(Records that describe figures)
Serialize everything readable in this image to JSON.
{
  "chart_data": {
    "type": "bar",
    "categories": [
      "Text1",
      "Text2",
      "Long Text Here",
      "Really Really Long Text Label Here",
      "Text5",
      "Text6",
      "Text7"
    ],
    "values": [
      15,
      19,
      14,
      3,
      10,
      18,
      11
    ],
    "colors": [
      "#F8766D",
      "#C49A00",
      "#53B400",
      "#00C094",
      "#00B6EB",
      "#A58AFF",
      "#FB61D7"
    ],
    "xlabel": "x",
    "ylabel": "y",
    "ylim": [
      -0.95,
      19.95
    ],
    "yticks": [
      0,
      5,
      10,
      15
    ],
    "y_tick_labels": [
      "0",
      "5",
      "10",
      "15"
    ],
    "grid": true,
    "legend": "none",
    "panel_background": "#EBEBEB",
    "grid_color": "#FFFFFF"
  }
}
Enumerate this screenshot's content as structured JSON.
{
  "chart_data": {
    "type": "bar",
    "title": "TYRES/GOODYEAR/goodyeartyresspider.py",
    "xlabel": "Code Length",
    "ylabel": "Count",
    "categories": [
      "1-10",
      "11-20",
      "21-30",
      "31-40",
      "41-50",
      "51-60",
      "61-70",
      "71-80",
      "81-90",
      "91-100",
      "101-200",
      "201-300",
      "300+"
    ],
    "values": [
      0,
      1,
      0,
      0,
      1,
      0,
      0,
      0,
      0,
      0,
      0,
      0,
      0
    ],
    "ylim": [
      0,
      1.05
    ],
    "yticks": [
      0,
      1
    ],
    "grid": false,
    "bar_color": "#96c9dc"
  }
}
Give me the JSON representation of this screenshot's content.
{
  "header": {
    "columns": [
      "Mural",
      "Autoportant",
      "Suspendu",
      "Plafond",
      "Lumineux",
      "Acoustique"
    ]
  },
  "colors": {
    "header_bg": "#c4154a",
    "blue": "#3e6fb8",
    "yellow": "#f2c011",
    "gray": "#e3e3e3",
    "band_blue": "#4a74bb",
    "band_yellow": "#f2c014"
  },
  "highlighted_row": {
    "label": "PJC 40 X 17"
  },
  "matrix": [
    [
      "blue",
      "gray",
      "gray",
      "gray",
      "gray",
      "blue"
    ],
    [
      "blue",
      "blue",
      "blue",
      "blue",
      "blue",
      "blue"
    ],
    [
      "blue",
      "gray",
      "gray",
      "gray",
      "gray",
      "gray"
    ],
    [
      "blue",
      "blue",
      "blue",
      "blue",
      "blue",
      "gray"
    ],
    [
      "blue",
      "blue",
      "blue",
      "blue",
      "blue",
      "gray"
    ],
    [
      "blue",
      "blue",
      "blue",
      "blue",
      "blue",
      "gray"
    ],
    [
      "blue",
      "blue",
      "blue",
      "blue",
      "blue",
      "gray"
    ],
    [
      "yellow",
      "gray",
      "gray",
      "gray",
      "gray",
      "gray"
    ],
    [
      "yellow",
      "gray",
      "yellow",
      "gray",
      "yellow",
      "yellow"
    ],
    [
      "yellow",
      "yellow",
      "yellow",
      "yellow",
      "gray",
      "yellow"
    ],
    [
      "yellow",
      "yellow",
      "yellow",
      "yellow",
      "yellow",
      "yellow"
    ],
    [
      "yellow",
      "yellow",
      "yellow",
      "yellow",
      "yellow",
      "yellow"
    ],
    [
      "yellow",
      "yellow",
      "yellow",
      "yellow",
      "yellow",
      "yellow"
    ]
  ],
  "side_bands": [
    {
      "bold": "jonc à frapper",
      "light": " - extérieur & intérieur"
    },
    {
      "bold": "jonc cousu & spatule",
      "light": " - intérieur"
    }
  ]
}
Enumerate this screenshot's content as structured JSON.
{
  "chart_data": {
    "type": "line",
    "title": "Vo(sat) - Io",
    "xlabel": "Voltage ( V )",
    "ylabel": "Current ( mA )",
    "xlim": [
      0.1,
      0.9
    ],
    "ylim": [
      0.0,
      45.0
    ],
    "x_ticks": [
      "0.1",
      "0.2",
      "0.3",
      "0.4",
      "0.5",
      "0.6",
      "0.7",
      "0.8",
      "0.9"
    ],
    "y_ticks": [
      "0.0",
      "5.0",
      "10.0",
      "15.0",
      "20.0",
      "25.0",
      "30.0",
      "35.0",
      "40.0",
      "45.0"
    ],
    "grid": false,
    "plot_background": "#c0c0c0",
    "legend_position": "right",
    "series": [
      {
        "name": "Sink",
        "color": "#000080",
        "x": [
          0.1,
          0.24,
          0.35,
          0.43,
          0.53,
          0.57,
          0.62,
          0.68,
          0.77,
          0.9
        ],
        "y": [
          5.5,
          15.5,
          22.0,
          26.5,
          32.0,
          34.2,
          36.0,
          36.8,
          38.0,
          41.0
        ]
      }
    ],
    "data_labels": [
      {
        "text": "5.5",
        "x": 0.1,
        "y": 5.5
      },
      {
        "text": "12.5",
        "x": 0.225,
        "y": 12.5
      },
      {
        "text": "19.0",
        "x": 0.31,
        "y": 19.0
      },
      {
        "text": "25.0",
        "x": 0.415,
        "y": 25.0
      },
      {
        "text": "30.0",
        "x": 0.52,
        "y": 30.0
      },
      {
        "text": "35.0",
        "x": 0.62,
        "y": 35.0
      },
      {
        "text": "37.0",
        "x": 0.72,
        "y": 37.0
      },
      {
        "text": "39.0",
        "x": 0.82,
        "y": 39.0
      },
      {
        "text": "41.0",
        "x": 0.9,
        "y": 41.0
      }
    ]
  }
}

◆ WHAT TO PRODUCE ◆
Repeat the whole listing exactly, keeping every line intact.

◆ EXERCISE OUTPUT ◆
Serialize everything readable in this image to JSON.
{
  "chart_data": {
    "type": "bar",
    "categories": [
      "Text1",
      "Text2",
      "Long Text Here",
      "Really Really Long Text Label Here",
      "Text5",
      "Text6",
      "Text7"
    ],
    "values": [
      15,
      19,
      14,
      3,
      10,
      18,
      11
    ],
    "colors": [
      "#F8766D",
      "#C49A00",
      "#53B400",
      "#00C094",
      "#00B6EB",
      "#A58AFF",
      "#FB61D7"
    ],
    "xlabel": "x",
    "ylabel": "y",
    "ylim": [
      -0.95,
      19.95
    ],
    "yticks": [
      0,
      5,
      10,
      15
    ],
    "y_tick_labels": [
      "0",
      "5",
      "10",
      "15"
    ],
    "grid": true,
    "legend": "none",
    "panel_background": "#EBEBEB",
    "grid_color": "#FFFFFF"
  }
}
Enumerate this screenshot's content as structured JSON.
{
  "chart_data": {
    "type": "bar",
    "title": "TYRES/GOODYEAR/goodyeartyresspider.py",
    "xlabel": "Code Length",
    "ylabel": "Count",
    "categories": [
      "1-10",
      "11-20",
      "21-30",
      "31-40",
      "41-50",
      "51-60",
      "61-70",
      "71-80",
      "81-90",
      "91-100",
      "101-200",
      "201-300",
      "300+"
    ],
    "values": [
      0,
      1,
      0,
      0,
      1,
      0,
      0,
      0,
      0,
      0,
      0,
      0,
      0
    ],
    "ylim": [
      0,
      1.05
    ],
    "yticks": [
      0,
      1
    ],
    "grid": false,
    "bar_color": "#96c9dc"
  }
}
Give me the JSON representation of this screenshot's content.
{
  "header": {
    "columns": [
      "Mural",
      "Autoportant",
      "Suspendu",
      "Plafond",
      "Lumineux",
      "Acoustique"
    ]
  },
  "colors": {
    "header_bg": "#c4154a",
    "blue": "#3e6fb8",
    "yellow": "#f2c011",
    "gray": "#e3e3e3",
    "band_blue": "#4a74bb",
    "band_yellow": "#f2c014"
  },
  "highlighted_row": {
    "label": "PJC 40 X 17"
  },
  "matrix": [
    [
      "blue",
      "gray",
      "gray",
      "gray",
      "gray",
      "blue"
    ],
    [
      "blue",
      "blue",
      "blue",
      "blue",
      "blue",
      "blue"
    ],
    [
      "blue",
      "gray",
      "gray",
      "gray",
      "gray",
      "gray"
    ],
    [
      "blue",
      "blue",
      "blue",
      "blue",
      "blue",
      "gray"
    ],
    [
      "blue",
      "blue",
      "blue",
      "blue",
      "blue",
      "gray"
    ],
    [
      "blue",
      "blue",
      "blue",
      "blue",
      "blue",
      "gray"
    ],
    [
      "blue",
      "blue",
      "blue",
      "blue",
      "blue",
      "gray"
    ],
    [
      "yellow",
      "gray",
      "gray",
      "gray",
      "gray",
      "gray"
    ],
    [
      "yellow",
      "gray",
      "yellow",
      "gray",
      "yellow",
      "yellow"
    ],
    [
      "yellow",
      "yellow",
      "yellow",
      "yellow",
      "gray",
      "yellow"
    ],
    [
      "yellow",
      "yellow",
      "yellow",
      "yellow",
      "yellow",
      "yellow"
    ],
    [
      "yellow",
      "yellow",
      "yellow",
      "yellow",
      "yellow",
      "yellow"
    ],
    [
      "yellow",
      "yellow",
      "yellow",
      "yellow",
      "yellow",
      "yellow"
    ]
  ],
  "side_bands": [
    {
      "bold": "jonc à frapper",
      "light": " - extérieur & intérieur"
    },
    {
      "bold": "jonc cousu & spatule",
      "light": " - intérieur"
    }
  ]
}
Enumerate this screenshot's content as structured JSON.
{
  "chart_data": {
    "type": "line",
    "title": "Vo(sat) - Io",
    "xlabel": "Voltage ( V )",
    "ylabel": "Current ( mA )",
    "xlim": [
      0.1,
      0.9
    ],
    "ylim": [
      0.0,
      45.0
    ],
    "x_ticks": [
      "0.1",
      "0.2",
      "0.3",
      "0.4",
      "0.5",
      "0.6",
      "0.7",
      "0.8",
      "0.9"
    ],
    "y_ticks": [
      "0.0",
      "5.0",
      "10.0",
      "15.0",
      "20.0",
      "25.0",
      "30.0",
      "35.0",
      "40.0",
      "45.0"
    ],
    "grid": false,
    "plot_background": "#c0c0c0",
    "legend_position": "right",
    "series": [
      {
        "name": "Sink",
        "color": "#000080",
        "x": [
          0.1,
          0.24,
          0.35,
          0.43,
          0.53,
          0.57,
          0.62,
          0.68,
          0.77,
          0.9
        ],
        "y": [
          5.5,
          15.5,
          22.0,
          26.5,
          32.0,
          34.2,
          36.0,
          36.8,
          38.0,
          41.0
        ]
      }
    ],
    "data_labels": [
      {
        "text": "5.5",
        "x": 0.1,
        "y": 5.5
      },
      {
        "text": "12.5",
        "x": 0.225,
        "y": 12.5
      },
      {
        "text": "19.0",
        "x": 0.31,
        "y": 19.0
      },
      {
        "text": "25.0",
        "x": 0.415,
        "y": 25.0
      },
      {
        "text": "30.0",
        "x": 0.52,
        "y": 30.0
      },
      {
        "text": "35.0",
        "x": 0.62,
        "y": 35.0
      },
      {
        "text": "37.0",
        "x": 0.72,
        "y": 37.0
      },
      {
        "text": "39.0",
        "x": 0.82,
        "y": 39.0
      },
      {
        "text": "41.0",
        "x": 0.9,
        "y": 41.0
      }
    ]
  }
}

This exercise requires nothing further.